WHAT THE TASK REQUIRES: Leave out the pictures and repeat everything else in the records exactly.

RECORDS TO PROCESS:
________________________________________
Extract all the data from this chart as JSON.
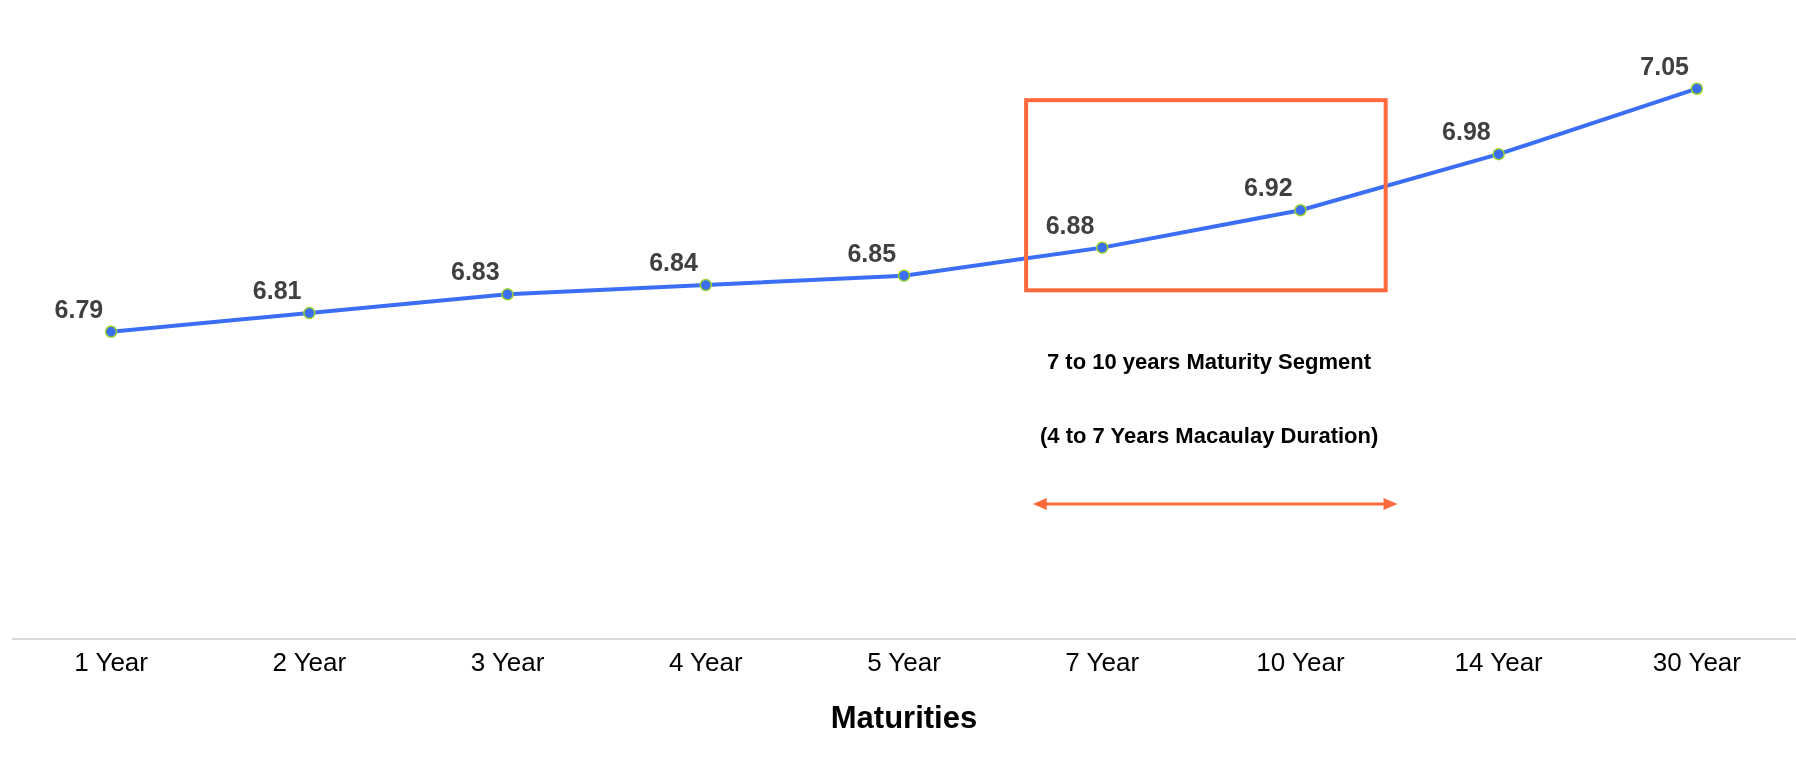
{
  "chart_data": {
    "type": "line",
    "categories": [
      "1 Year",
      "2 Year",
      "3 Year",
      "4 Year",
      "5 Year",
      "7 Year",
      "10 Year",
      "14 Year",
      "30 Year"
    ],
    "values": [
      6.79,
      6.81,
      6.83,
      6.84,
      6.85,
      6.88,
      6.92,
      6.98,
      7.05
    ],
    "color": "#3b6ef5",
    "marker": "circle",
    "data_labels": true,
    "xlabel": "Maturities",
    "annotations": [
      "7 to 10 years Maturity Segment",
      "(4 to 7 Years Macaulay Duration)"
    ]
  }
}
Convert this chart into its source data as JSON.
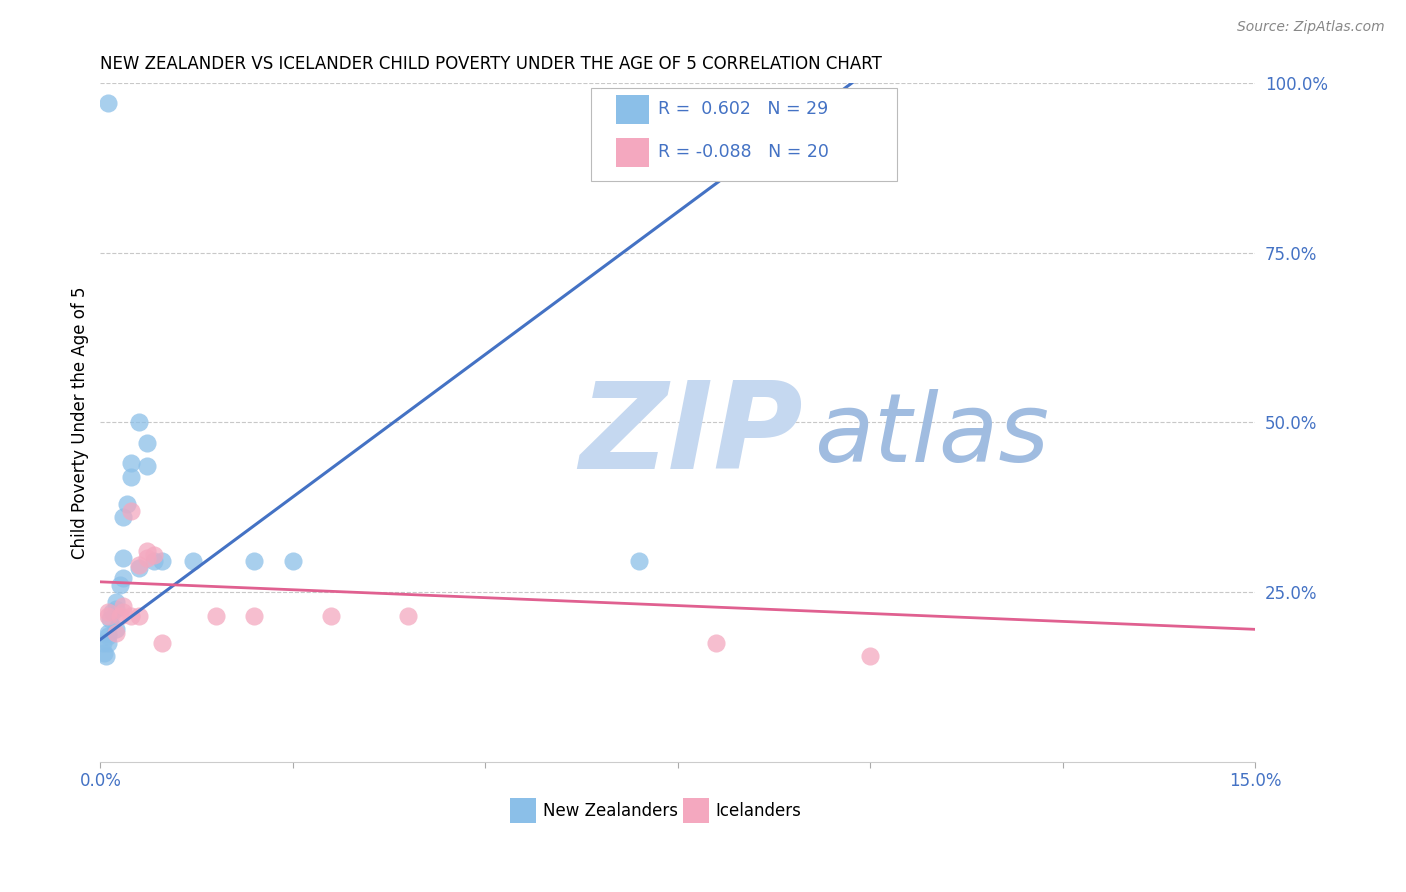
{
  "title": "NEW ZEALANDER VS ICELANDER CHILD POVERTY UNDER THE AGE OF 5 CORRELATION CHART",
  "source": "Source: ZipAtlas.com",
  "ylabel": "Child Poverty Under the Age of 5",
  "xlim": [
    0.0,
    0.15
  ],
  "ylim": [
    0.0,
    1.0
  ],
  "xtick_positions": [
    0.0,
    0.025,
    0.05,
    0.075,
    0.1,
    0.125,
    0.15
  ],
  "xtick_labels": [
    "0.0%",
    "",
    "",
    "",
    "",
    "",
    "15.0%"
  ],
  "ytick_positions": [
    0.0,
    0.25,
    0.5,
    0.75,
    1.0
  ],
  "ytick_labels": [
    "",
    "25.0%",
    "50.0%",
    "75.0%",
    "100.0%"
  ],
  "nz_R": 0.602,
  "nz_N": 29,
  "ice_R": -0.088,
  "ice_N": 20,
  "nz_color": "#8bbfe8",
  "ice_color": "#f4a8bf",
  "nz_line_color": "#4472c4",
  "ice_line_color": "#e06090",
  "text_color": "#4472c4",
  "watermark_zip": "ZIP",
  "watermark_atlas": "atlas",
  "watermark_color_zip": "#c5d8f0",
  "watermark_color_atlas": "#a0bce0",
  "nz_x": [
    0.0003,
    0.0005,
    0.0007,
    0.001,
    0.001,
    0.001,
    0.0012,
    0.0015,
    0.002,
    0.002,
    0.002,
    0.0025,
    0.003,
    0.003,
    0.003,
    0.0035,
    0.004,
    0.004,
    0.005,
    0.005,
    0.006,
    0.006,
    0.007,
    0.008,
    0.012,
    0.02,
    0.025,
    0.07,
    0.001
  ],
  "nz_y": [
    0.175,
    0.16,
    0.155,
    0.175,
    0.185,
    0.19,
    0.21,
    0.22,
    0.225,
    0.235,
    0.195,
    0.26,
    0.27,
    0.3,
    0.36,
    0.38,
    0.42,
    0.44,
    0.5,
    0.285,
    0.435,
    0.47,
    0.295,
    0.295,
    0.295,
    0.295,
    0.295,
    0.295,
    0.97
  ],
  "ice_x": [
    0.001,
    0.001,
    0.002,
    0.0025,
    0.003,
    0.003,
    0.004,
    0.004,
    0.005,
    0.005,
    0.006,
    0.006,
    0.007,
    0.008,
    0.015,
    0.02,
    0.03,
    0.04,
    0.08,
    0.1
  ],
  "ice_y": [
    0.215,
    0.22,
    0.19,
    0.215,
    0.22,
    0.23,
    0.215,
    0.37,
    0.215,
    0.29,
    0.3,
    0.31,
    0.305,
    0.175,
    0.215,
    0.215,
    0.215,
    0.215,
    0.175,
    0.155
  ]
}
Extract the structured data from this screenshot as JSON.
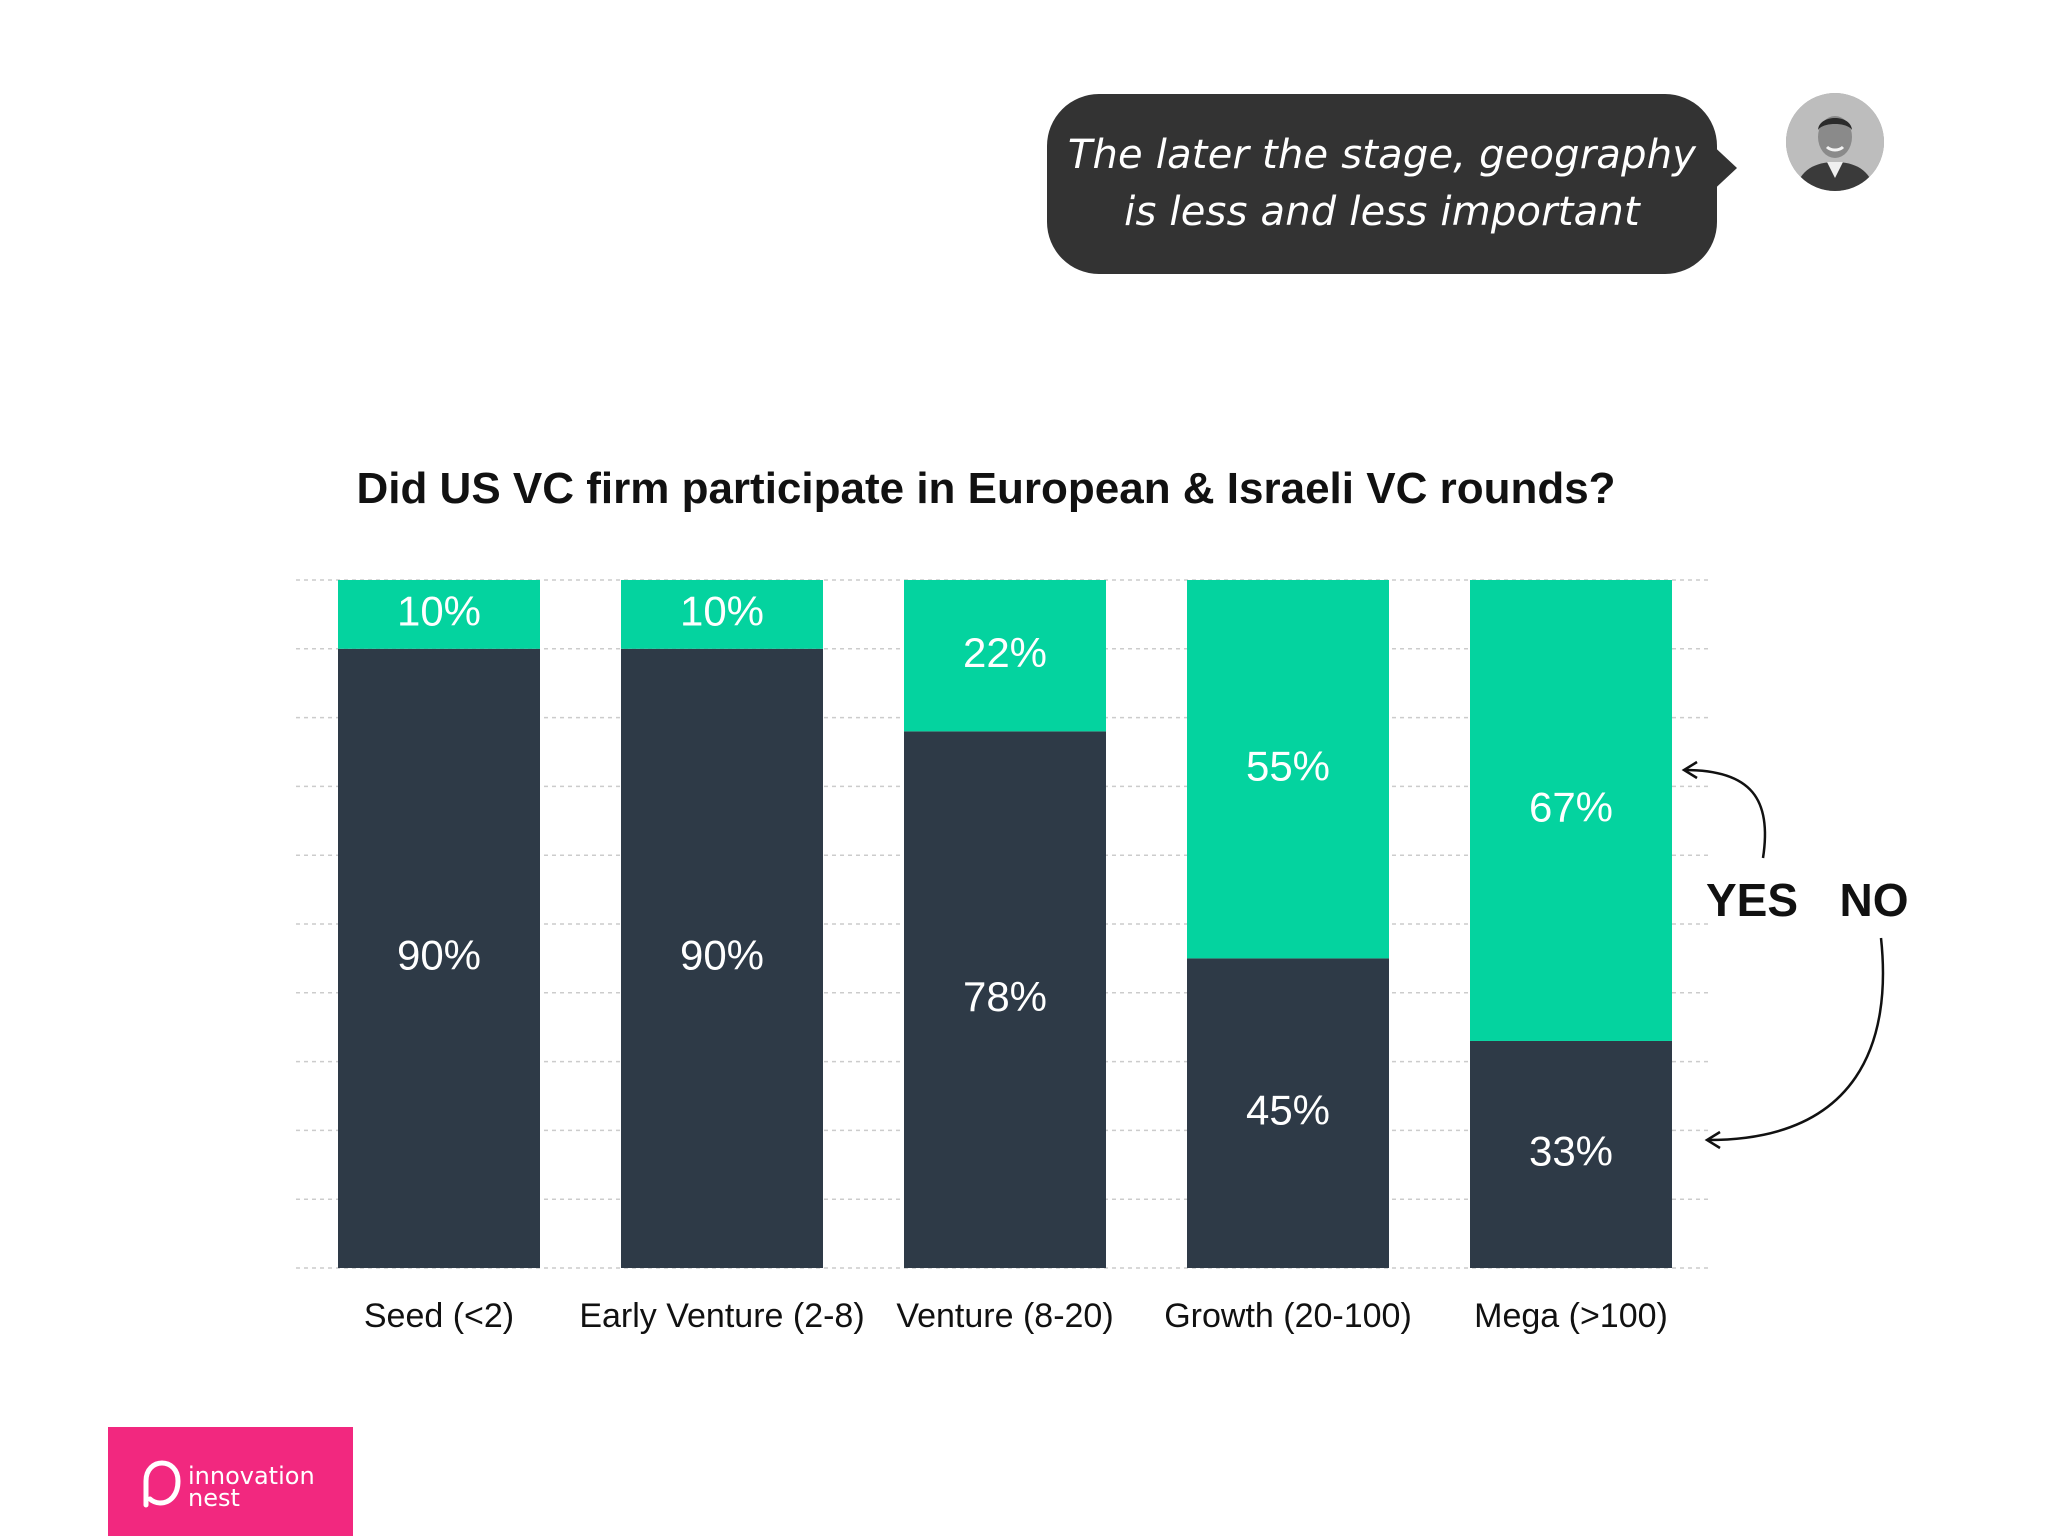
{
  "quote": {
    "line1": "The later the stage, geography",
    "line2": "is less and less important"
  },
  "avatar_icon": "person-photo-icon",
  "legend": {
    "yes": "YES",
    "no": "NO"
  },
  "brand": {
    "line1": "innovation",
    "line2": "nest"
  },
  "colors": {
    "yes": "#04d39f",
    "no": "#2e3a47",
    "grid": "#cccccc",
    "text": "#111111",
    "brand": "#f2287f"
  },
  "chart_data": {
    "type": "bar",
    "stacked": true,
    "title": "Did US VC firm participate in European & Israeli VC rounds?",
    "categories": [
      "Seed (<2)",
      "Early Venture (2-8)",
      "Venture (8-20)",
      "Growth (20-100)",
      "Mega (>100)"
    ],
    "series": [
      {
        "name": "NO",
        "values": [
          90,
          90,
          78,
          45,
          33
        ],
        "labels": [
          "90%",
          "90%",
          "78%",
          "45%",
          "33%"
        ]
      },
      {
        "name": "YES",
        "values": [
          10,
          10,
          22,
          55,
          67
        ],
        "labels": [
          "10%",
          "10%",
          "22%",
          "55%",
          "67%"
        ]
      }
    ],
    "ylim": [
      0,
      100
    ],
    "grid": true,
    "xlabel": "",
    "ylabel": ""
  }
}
________________________________________
WRITTEN RESPONSE:
Extract all the data from this chart as JSON.
{
  "chart_data": {
    "type": "line",
    "categories": [
      "1 Year",
      "2 Year",
      "3 Year",
      "4 Year",
      "5 Year",
      "7 Year",
      "10 Year",
      "14 Year",
      "30 Year"
    ],
    "values": [
      6.79,
      6.81,
      6.83,
      6.84,
      6.85,
      6.88,
      6.92,
      6.98,
      7.05
    ],
    "color": "#3b6ef5",
    "marker": "circle",
    "data_labels": true,
    "xlabel": "Maturities",
    "annotations": [
      "7 to 10 years Maturity Segment",
      "(4 to 7 Years Macaulay Duration)"
    ]
  }
}
Convert this chart into its source data as JSON.
{
  "title": "NEW ZEALANDER VS ICELANDER CHILD POVERTY UNDER THE AGE OF 5 CORRELATION CHART",
  "source": "Source: ZipAtlas.com",
  "ylabel": "Child Poverty Under the Age of 5",
  "xlim": [
    0.0,
    0.15
  ],
  "ylim": [
    0.0,
    1.0
  ],
  "xtick_positions": [
    0.0,
    0.025,
    0.05,
    0.075,
    0.1,
    0.125,
    0.15
  ],
  "xtick_labels": [
    "0.0%",
    "",
    "",
    "",
    "",
    "",
    "15.0%"
  ],
  "ytick_positions": [
    0.0,
    0.25,
    0.5,
    0.75,
    1.0
  ],
  "ytick_labels": [
    "",
    "25.0%",
    "50.0%",
    "75.0%",
    "100.0%"
  ],
  "nz_R": 0.602,
  "nz_N": 29,
  "ice_R": -0.088,
  "ice_N": 20,
  "nz_color": "#8bbfe8",
  "ice_color": "#f4a8bf",
  "nz_line_color": "#4472c4",
  "ice_line_color": "#e06090",
  "text_color": "#4472c4",
  "watermark_zip": "ZIP",
  "watermark_atlas": "atlas",
  "watermark_color_zip": "#c5d8f0",
  "watermark_color_atlas": "#a0bce0",
  "nz_x": [
    0.0003,
    0.0005,
    0.0007,
    0.001,
    0.001,
    0.001,
    0.0012,
    0.0015,
    0.002,
    0.002,
    0.002,
    0.0025,
    0.003,
    0.003,
    0.003,
    0.0035,
    0.004,
    0.004,
    0.005,
    0.005,
    0.006,
    0.006,
    0.007,
    0.008,
    0.012,
    0.02,
    0.025,
    0.07,
    0.001
  ],
  "nz_y": [
    0.175,
    0.16,
    0.155,
    0.175,
    0.185,
    0.19,
    0.21,
    0.22,
    0.225,
    0.235,
    0.195,
    0.26,
    0.27,
    0.3,
    0.36,
    0.38,
    0.42,
    0.44,
    0.5,
    0.285,
    0.435,
    0.47,
    0.295,
    0.295,
    0.295,
    0.295,
    0.295,
    0.295,
    0.97
  ],
  "ice_x": [
    0.001,
    0.001,
    0.002,
    0.0025,
    0.003,
    0.003,
    0.004,
    0.004,
    0.005,
    0.005,
    0.006,
    0.006,
    0.007,
    0.008,
    0.015,
    0.02,
    0.03,
    0.04,
    0.08,
    0.1
  ],
  "ice_y": [
    0.215,
    0.22,
    0.19,
    0.215,
    0.22,
    0.23,
    0.215,
    0.37,
    0.215,
    0.29,
    0.3,
    0.31,
    0.305,
    0.175,
    0.215,
    0.215,
    0.215,
    0.215,
    0.175,
    0.155
  ]
}
Extract the structured data from this screenshot as JSON.
{
  "quote": {
    "line1": "The later the stage, geography",
    "line2": "is less and less important"
  },
  "avatar_icon": "person-photo-icon",
  "legend": {
    "yes": "YES",
    "no": "NO"
  },
  "brand": {
    "line1": "innovation",
    "line2": "nest"
  },
  "colors": {
    "yes": "#04d39f",
    "no": "#2e3a47",
    "grid": "#cccccc",
    "text": "#111111",
    "brand": "#f2287f"
  },
  "chart_data": {
    "type": "bar",
    "stacked": true,
    "title": "Did US VC firm participate in European & Israeli VC rounds?",
    "categories": [
      "Seed (<2)",
      "Early Venture (2-8)",
      "Venture (8-20)",
      "Growth (20-100)",
      "Mega (>100)"
    ],
    "series": [
      {
        "name": "NO",
        "values": [
          90,
          90,
          78,
          45,
          33
        ],
        "labels": [
          "90%",
          "90%",
          "78%",
          "45%",
          "33%"
        ]
      },
      {
        "name": "YES",
        "values": [
          10,
          10,
          22,
          55,
          67
        ],
        "labels": [
          "10%",
          "10%",
          "22%",
          "55%",
          "67%"
        ]
      }
    ],
    "ylim": [
      0,
      100
    ],
    "grid": true,
    "xlabel": "",
    "ylabel": ""
  }
}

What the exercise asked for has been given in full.